_TASK REQUIREMENTS_: Make an exact copy of the entries below.

_DATA PROVIDED_:
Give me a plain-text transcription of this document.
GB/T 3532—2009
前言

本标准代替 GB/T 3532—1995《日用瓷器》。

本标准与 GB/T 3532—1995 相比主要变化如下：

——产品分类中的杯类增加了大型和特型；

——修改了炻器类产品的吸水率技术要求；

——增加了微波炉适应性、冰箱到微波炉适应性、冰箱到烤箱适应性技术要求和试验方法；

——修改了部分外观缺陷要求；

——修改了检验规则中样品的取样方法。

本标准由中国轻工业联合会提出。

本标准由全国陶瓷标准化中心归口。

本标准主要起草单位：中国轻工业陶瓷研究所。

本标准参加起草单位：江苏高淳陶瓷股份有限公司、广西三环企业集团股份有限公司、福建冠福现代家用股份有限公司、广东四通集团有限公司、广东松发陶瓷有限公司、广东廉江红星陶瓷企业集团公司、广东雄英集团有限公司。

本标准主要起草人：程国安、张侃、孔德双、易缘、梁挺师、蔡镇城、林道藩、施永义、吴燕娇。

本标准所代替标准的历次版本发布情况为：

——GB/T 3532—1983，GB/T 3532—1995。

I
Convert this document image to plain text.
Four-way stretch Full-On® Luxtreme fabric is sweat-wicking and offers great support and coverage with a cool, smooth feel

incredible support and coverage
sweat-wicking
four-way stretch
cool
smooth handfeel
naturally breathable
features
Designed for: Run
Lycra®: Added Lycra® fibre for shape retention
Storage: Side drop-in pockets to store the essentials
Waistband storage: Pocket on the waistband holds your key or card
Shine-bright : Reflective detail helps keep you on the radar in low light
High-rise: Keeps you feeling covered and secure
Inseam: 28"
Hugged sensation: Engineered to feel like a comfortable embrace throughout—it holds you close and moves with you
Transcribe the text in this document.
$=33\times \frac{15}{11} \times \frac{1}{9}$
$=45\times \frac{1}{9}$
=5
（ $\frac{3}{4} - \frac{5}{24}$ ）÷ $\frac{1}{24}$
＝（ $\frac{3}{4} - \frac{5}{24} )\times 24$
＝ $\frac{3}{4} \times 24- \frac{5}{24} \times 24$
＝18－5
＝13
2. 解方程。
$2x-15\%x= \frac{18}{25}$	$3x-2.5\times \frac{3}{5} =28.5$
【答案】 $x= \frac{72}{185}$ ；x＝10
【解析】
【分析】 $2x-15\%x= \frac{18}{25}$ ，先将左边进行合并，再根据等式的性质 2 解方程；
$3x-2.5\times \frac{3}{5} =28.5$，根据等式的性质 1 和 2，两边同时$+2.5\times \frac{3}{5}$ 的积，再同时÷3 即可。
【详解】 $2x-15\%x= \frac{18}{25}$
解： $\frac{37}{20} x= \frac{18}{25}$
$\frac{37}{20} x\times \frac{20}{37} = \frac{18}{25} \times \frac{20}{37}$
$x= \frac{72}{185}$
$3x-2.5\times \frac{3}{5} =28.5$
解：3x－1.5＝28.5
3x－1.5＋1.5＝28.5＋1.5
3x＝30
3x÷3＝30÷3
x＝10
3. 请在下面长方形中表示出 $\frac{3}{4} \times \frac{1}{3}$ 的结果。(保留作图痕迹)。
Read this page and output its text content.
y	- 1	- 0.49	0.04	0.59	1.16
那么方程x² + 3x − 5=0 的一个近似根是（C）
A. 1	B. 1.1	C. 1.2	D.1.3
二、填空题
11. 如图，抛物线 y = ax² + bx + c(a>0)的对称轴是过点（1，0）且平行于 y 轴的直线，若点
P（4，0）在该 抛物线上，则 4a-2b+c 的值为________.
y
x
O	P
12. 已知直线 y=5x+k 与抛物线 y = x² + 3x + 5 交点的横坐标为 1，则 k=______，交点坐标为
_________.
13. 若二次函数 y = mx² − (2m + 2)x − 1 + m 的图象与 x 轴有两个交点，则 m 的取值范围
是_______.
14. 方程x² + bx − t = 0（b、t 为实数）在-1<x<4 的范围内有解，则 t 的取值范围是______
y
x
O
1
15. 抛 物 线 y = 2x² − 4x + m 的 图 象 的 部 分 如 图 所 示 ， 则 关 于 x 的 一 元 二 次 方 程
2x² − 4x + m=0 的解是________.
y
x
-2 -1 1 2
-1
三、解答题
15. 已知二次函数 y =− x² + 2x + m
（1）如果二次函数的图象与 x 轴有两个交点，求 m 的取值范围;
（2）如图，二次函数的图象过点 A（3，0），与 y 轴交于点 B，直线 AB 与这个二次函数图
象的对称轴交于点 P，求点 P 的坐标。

_TASK SOLUTION_:
Give me a plain-text transcription of this document.
GB/T 3532—2009
前言

本标准代替 GB/T 3532—1995《日用瓷器》。

本标准与 GB/T 3532—1995 相比主要变化如下：

——产品分类中的杯类增加了大型和特型；

——修改了炻器类产品的吸水率技术要求；

——增加了微波炉适应性、冰箱到微波炉适应性、冰箱到烤箱适应性技术要求和试验方法；

——修改了部分外观缺陷要求；

——修改了检验规则中样品的取样方法。

本标准由中国轻工业联合会提出。

本标准由全国陶瓷标准化中心归口。

本标准主要起草单位：中国轻工业陶瓷研究所。

本标准参加起草单位：江苏高淳陶瓷股份有限公司、广西三环企业集团股份有限公司、福建冠福现代家用股份有限公司、广东四通集团有限公司、广东松发陶瓷有限公司、广东廉江红星陶瓷企业集团公司、广东雄英集团有限公司。

本标准主要起草人：程国安、张侃、孔德双、易缘、梁挺师、蔡镇城、林道藩、施永义、吴燕娇。

本标准所代替标准的历次版本发布情况为：

——GB/T 3532—1983，GB/T 3532—1995。

I
Convert this document image to plain text.
Four-way stretch Full-On® Luxtreme fabric is sweat-wicking and offers great support and coverage with a cool, smooth feel

incredible support and coverage
sweat-wicking
four-way stretch
cool
smooth handfeel
naturally breathable
features
Designed for: Run
Lycra®: Added Lycra® fibre for shape retention
Storage: Side drop-in pockets to store the essentials
Waistband storage: Pocket on the waistband holds your key or card
Shine-bright : Reflective detail helps keep you on the radar in low light
High-rise: Keeps you feeling covered and secure
Inseam: 28"
Hugged sensation: Engineered to feel like a comfortable embrace throughout—it holds you close and moves with you
Transcribe the text in this document.
$=33\times \frac{15}{11} \times \frac{1}{9}$
$=45\times \frac{1}{9}$
=5
（ $\frac{3}{4} - \frac{5}{24}$ ）÷ $\frac{1}{24}$
＝（ $\frac{3}{4} - \frac{5}{24} )\times 24$
＝ $\frac{3}{4} \times 24- \frac{5}{24} \times 24$
＝18－5
＝13
2. 解方程。
$2x-15\%x= \frac{18}{25}$	$3x-2.5\times \frac{3}{5} =28.5$
【答案】 $x= \frac{72}{185}$ ；x＝10
【解析】
【分析】 $2x-15\%x= \frac{18}{25}$ ，先将左边进行合并，再根据等式的性质 2 解方程；
$3x-2.5\times \frac{3}{5} =28.5$，根据等式的性质 1 和 2，两边同时$+2.5\times \frac{3}{5}$ 的积，再同时÷3 即可。
【详解】 $2x-15\%x= \frac{18}{25}$
解： $\frac{37}{20} x= \frac{18}{25}$
$\frac{37}{20} x\times \frac{20}{37} = \frac{18}{25} \times \frac{20}{37}$
$x= \frac{72}{185}$
$3x-2.5\times \frac{3}{5} =28.5$
解：3x－1.5＝28.5
3x－1.5＋1.5＝28.5＋1.5
3x＝30
3x÷3＝30÷3
x＝10
3. 请在下面长方形中表示出 $\frac{3}{4} \times \frac{1}{3}$ 的结果。(保留作图痕迹)。
Read this page and output its text content.
y	- 1	- 0.49	0.04	0.59	1.16
那么方程x² + 3x − 5=0 的一个近似根是（C）
A. 1	B. 1.1	C. 1.2	D.1.3
二、填空题
11. 如图，抛物线 y = ax² + bx + c(a>0)的对称轴是过点（1，0）且平行于 y 轴的直线，若点
P（4，0）在该 抛物线上，则 4a-2b+c 的值为________.
y
x
O	P
12. 已知直线 y=5x+k 与抛物线 y = x² + 3x + 5 交点的横坐标为 1，则 k=______，交点坐标为
_________.
13. 若二次函数 y = mx² − (2m + 2)x − 1 + m 的图象与 x 轴有两个交点，则 m 的取值范围
是_______.
14. 方程x² + bx − t = 0（b、t 为实数）在-1<x<4 的范围内有解，则 t 的取值范围是______
y
x
O
1
15. 抛 物 线 y = 2x² − 4x + m 的 图 象 的 部 分 如 图 所 示 ， 则 关 于 x 的 一 元 二 次 方 程
2x² − 4x + m=0 的解是________.
y
x
-2 -1 1 2
-1
三、解答题
15. 已知二次函数 y =− x² + 2x + m
（1）如果二次函数的图象与 x 轴有两个交点，求 m 的取值范围;
（2）如图，二次函数的图象过点 A（3，0），与 y 轴交于点 B，直线 AB 与这个二次函数图
象的对称轴交于点 P，求点 P 的坐标。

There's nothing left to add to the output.